◆ **WRITTEN TASK A**: According to the Silma Ihram profile, which school did she found in Sydney?

- Born: Anne Frances Beaumont 1954 (age 71–72) Sydney, New South Wales, Australia^{[citation needed]}
- Education: Meriden School Presbyterian Ladies' College, Sydney James Cook University University of Sydney University of New South Wales University of Western Sydney
- Occupations: Principal, education consultant
- Employer: Australian International Academy
- Known for: Pioneer of Muslim education, School founder & Principal, Campaigner for racial tolerance, Political candidate
- Term: 1983–2006
- Political party: Unity Party (2002) Australian Democrats (2007)
- Board member of: Muslim Women's National Network Australia
- Spouses: Siddiq Buckley; Baheej Adada;
- Children: 6
- Website: www.silmapol.blogspot.com

= Silma Ihram =

Australian writer and Islamic campaigner

Silma Ihram (born Anne Frances Beaumont; c. 1954) is an Australian promoter of Muslim education in Western Sydney, founder and former school Principal of the 'Noor Al Houda Islamic College' in Sydney, and a campaigner for racial tolerance.

(Records in a dataset)
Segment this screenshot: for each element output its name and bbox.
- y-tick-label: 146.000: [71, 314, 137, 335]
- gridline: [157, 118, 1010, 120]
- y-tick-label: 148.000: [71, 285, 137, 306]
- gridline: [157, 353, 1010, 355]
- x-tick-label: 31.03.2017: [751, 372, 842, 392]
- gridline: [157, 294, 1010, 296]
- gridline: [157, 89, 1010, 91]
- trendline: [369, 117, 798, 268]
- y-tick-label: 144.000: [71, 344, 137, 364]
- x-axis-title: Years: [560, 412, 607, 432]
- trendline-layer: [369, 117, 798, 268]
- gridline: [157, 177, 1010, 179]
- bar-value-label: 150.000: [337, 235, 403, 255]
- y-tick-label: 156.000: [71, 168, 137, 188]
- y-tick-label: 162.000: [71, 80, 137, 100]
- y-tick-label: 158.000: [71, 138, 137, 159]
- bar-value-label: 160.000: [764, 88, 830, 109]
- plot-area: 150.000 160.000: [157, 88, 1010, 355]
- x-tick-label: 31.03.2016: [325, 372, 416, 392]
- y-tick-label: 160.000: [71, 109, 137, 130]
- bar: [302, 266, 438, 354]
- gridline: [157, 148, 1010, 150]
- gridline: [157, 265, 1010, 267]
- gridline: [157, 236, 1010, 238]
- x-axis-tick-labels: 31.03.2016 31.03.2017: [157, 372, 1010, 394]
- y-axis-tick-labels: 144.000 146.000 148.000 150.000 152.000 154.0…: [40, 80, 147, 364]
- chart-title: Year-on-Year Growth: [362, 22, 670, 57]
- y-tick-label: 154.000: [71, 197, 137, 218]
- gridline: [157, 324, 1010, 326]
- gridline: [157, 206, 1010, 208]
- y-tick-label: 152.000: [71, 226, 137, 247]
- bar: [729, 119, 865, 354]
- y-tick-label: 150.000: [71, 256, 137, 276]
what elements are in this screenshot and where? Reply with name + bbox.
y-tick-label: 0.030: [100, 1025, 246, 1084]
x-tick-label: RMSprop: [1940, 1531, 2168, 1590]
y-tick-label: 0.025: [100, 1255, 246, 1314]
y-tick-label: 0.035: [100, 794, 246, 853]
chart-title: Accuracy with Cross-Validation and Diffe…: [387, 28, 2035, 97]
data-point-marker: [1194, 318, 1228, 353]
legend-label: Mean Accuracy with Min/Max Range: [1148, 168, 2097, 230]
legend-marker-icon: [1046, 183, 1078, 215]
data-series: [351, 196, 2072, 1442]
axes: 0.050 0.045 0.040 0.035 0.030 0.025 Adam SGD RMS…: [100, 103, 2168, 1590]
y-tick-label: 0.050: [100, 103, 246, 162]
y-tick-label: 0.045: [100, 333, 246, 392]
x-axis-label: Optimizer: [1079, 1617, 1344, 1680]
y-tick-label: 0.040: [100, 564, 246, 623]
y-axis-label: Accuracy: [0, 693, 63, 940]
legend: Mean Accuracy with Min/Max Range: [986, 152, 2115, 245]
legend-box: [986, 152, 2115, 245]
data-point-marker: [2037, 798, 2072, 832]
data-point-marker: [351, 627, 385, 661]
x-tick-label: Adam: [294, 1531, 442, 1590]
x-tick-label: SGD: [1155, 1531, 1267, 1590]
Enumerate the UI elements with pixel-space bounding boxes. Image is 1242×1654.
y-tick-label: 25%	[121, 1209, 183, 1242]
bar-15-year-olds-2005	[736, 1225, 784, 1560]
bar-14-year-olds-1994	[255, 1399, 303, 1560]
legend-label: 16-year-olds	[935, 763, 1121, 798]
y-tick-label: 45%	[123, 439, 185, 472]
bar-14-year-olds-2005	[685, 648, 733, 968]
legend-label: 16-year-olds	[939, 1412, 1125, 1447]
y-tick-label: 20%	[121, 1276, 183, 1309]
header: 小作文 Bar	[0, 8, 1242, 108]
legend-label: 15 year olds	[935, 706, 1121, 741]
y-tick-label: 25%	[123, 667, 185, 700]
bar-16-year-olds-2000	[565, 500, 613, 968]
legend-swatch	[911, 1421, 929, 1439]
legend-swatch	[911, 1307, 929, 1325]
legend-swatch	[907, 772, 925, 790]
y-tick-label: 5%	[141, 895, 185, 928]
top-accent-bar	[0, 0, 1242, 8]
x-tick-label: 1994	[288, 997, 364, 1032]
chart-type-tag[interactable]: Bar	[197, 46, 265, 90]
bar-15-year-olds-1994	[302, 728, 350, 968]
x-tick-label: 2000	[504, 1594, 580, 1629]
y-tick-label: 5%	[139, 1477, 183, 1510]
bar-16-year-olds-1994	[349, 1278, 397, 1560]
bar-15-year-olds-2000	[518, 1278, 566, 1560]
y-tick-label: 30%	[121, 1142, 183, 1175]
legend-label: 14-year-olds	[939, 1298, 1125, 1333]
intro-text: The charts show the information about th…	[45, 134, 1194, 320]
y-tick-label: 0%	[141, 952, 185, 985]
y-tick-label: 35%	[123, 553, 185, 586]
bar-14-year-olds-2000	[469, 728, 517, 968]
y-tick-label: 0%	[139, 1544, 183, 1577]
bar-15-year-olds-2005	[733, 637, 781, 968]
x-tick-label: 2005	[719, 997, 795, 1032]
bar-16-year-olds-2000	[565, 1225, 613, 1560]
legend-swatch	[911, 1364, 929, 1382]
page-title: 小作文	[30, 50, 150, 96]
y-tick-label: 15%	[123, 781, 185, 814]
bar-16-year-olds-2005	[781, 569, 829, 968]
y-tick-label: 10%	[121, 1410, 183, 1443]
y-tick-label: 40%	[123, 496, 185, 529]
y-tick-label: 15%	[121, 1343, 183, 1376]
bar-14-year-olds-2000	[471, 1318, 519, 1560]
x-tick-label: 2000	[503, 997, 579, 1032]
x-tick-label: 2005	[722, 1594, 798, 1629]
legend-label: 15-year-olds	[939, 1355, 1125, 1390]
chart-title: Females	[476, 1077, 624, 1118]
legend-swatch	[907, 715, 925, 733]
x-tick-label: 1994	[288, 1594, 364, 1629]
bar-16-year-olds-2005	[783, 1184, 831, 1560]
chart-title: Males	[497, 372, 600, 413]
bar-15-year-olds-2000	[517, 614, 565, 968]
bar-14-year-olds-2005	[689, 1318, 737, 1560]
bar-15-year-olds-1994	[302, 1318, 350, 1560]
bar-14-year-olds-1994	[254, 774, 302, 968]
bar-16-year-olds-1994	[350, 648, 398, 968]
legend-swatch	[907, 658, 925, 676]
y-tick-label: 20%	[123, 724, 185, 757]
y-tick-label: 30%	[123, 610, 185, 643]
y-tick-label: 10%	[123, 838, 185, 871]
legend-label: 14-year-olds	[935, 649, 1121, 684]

◆ **WRITTEN TASK B**: Write out the lines of the listing from its start through the line that contains "- x-tick-label: 31.03.2017: [751, 372, 842, 392]", with both ends included.

◆ **ANSWER A**: She founded the Noor Al Houda Islamic College in Sydney.

◆ **ANSWER B**:
Segment this screenshot: for each element output its name and bbox.
- y-tick-label: 146.000: [71, 314, 137, 335]
- gridline: [157, 118, 1010, 120]
- y-tick-label: 148.000: [71, 285, 137, 306]
- gridline: [157, 353, 1010, 355]
- x-tick-label: 31.03.2017: [751, 372, 842, 392]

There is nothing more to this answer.